Extracted data entries:
========================================================================

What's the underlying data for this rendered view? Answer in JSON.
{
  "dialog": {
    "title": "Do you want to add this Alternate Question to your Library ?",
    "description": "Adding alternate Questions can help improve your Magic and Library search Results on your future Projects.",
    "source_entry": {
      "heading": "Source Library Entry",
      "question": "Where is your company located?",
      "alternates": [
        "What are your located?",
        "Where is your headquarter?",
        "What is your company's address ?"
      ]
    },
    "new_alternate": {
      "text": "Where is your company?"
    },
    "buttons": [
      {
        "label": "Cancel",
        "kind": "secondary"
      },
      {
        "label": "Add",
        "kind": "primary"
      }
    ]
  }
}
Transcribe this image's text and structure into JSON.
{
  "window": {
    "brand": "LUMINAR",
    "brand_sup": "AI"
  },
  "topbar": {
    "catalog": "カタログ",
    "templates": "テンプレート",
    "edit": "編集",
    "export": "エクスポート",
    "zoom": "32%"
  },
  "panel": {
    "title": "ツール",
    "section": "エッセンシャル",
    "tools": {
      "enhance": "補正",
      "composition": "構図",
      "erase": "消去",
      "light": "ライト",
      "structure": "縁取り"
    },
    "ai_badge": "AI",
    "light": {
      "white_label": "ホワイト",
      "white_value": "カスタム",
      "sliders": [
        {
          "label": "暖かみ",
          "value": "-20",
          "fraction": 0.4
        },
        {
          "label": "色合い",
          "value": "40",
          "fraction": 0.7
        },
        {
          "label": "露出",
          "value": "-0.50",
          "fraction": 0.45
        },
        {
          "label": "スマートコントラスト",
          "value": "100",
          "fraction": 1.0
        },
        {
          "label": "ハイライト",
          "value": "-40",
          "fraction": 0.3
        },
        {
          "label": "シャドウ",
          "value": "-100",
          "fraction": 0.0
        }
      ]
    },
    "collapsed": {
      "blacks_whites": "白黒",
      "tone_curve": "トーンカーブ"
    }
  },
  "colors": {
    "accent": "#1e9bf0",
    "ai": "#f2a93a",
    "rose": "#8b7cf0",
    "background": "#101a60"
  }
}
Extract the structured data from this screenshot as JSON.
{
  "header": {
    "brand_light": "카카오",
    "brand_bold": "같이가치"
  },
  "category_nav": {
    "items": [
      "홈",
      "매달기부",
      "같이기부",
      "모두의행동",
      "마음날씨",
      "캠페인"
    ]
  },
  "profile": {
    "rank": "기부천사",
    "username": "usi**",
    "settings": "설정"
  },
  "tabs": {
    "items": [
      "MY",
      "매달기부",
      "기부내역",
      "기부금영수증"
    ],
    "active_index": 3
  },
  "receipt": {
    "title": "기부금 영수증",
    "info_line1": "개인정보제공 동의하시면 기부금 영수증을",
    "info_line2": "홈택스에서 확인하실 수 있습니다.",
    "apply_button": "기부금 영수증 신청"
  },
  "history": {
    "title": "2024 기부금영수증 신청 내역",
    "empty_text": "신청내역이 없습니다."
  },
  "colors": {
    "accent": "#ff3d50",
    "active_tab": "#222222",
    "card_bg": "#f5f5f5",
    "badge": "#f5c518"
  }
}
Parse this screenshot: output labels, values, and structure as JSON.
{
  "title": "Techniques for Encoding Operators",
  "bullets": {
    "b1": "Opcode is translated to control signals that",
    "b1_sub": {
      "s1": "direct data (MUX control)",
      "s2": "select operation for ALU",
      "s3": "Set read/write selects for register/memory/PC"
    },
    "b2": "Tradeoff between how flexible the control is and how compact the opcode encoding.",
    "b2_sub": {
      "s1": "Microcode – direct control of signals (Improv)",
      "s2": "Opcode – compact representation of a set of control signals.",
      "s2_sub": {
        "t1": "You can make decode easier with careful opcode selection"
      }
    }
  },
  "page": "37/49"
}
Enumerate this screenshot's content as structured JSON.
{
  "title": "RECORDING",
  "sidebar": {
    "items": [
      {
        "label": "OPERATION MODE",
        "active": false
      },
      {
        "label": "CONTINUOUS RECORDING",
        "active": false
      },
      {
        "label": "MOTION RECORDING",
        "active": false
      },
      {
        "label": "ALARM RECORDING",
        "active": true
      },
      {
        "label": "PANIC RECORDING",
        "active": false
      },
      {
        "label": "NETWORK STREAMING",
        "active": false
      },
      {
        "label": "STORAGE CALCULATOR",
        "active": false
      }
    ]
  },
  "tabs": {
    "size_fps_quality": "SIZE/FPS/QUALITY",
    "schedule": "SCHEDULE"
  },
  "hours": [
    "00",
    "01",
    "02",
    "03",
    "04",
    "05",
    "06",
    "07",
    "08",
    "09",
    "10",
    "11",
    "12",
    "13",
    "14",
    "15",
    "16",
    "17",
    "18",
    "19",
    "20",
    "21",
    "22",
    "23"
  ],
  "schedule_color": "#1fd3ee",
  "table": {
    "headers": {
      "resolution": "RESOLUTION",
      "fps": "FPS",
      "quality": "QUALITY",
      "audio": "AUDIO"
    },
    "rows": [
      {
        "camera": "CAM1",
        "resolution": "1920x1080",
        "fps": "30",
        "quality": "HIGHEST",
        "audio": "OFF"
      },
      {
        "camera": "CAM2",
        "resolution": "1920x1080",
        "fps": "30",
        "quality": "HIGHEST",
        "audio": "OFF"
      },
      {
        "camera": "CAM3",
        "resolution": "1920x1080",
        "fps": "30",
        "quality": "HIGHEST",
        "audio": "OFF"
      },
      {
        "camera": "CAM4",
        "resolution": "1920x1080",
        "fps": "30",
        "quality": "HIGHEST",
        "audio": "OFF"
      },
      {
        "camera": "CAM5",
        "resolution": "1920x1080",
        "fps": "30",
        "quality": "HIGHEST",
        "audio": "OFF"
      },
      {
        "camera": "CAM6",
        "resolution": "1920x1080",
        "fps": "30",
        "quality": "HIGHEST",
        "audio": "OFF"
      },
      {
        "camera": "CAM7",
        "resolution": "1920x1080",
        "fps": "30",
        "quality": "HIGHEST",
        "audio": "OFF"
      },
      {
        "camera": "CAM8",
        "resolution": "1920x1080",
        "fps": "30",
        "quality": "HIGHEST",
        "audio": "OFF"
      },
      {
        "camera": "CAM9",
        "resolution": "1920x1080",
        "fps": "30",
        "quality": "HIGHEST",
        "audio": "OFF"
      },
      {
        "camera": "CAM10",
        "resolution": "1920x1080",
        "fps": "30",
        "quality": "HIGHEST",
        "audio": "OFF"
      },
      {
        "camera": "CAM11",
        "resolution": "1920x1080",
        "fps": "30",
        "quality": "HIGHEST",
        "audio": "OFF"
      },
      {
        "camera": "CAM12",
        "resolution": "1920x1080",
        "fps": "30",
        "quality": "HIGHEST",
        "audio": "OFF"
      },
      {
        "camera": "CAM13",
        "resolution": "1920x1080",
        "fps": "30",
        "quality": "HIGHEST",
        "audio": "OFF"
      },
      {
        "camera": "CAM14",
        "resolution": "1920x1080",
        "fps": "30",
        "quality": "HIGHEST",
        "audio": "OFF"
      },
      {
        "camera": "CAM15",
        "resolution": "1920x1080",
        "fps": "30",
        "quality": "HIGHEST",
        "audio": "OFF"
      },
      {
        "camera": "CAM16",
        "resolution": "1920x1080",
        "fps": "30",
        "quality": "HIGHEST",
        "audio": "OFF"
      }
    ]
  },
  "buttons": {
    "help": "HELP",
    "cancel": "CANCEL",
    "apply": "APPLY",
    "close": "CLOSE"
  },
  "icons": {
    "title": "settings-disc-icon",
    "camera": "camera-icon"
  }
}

========================================================================

Task details:
From the data, list each line in which the string "What" appears.

Written response:
What's the underlying data for this rendered view? Answer in JSON.
        "What are your located?",
        "What is your company's address ?"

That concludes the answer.